**RECORDS FOR THIS TASK:**
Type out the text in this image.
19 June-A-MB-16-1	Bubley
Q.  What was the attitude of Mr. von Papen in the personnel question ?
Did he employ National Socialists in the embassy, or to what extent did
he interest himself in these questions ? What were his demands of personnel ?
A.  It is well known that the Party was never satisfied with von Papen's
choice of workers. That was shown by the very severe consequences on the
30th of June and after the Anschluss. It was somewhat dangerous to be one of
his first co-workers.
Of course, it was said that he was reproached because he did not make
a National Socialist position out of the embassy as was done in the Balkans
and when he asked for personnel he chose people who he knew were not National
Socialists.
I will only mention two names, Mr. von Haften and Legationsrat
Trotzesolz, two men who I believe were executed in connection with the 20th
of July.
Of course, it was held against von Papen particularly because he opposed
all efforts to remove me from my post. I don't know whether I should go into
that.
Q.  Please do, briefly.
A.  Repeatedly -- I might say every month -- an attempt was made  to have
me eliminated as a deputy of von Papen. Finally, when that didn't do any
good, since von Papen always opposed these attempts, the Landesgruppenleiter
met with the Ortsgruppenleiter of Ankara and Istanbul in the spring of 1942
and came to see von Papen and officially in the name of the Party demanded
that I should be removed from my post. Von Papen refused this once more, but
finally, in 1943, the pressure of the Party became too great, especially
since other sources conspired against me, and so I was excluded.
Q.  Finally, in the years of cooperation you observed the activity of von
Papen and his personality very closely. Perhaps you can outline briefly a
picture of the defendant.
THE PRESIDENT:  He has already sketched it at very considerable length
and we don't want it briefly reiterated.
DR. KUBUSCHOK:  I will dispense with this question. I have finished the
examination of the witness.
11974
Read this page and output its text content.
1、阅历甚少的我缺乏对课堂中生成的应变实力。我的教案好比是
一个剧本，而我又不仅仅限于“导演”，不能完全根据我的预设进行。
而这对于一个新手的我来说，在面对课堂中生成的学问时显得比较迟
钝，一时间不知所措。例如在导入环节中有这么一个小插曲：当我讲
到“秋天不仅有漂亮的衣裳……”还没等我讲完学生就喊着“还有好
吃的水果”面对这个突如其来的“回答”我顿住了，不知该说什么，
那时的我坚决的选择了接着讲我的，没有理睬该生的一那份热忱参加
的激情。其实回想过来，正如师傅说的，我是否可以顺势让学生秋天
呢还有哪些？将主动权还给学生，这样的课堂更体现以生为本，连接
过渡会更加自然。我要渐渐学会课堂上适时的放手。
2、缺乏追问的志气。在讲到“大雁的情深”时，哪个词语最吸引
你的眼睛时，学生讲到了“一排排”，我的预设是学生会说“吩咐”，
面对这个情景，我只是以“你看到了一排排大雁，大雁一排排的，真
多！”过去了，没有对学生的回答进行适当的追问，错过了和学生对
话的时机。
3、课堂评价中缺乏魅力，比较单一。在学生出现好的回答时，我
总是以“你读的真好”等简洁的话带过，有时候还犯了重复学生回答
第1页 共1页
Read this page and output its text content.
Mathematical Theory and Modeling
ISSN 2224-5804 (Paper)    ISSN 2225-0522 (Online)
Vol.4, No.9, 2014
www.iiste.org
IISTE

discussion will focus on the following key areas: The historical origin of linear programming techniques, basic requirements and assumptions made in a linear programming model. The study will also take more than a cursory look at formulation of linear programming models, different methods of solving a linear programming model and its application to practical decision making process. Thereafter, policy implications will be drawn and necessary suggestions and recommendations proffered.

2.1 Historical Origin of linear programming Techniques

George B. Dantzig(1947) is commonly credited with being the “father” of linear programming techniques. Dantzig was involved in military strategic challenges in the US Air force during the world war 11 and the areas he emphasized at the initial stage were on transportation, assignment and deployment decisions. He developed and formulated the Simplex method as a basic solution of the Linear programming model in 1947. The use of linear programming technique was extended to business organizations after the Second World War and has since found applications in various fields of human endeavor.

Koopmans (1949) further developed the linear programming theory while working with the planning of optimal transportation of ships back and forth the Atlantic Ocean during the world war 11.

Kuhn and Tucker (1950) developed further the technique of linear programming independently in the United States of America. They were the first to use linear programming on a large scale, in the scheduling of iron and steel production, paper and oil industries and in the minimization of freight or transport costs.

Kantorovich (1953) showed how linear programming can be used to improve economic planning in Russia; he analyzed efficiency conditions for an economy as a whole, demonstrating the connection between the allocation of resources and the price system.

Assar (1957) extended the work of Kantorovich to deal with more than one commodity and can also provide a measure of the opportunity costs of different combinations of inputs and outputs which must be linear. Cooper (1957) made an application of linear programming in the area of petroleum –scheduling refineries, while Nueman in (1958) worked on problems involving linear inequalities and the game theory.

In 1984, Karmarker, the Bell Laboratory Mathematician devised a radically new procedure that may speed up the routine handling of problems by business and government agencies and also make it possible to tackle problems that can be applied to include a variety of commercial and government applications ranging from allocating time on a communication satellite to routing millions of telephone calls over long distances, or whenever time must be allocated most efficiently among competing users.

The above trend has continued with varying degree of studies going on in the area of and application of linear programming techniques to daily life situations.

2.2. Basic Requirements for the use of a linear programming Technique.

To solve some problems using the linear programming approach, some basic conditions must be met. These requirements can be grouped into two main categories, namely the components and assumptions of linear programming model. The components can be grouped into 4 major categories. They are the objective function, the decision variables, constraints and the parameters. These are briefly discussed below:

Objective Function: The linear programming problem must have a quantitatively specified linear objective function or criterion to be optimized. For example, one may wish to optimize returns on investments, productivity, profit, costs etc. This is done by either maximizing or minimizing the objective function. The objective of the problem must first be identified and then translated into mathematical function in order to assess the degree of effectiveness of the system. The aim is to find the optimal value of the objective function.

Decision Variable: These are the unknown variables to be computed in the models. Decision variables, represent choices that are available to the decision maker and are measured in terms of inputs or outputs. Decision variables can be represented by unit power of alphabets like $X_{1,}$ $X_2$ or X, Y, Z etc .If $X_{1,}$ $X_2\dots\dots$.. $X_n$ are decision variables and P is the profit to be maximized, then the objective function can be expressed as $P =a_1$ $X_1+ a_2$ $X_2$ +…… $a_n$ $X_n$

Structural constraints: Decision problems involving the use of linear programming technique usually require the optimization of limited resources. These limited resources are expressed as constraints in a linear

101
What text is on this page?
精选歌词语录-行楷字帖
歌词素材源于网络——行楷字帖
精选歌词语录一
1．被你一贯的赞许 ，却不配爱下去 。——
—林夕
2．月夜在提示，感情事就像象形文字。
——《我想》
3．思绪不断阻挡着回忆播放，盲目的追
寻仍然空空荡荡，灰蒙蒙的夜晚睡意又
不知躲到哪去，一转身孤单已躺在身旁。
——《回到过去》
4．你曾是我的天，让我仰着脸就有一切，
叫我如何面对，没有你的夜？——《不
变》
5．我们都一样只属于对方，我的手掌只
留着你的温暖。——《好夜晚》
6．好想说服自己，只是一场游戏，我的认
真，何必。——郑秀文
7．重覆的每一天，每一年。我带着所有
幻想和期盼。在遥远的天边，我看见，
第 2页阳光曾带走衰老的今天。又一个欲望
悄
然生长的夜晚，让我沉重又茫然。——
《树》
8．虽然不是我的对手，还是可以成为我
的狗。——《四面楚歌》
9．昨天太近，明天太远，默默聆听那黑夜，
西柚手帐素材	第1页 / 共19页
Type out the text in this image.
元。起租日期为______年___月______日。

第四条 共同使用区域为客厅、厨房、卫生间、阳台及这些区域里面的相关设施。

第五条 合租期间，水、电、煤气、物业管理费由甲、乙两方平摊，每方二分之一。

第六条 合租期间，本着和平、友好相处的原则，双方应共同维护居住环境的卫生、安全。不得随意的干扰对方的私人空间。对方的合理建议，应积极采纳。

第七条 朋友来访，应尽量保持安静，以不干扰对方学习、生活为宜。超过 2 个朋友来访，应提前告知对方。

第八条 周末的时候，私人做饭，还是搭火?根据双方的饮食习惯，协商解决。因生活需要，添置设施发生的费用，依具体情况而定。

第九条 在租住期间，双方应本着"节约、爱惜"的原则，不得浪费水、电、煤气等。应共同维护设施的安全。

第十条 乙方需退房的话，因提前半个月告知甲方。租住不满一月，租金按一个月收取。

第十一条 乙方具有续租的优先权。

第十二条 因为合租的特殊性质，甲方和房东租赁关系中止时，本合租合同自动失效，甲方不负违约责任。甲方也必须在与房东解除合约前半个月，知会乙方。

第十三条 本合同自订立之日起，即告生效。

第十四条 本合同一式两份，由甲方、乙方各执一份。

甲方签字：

**EXERCISE GOAL:** Give the number of lines containing the word "workers". No other answer is needed.

**SOLUTION FOR THIS PROBLEM:** 2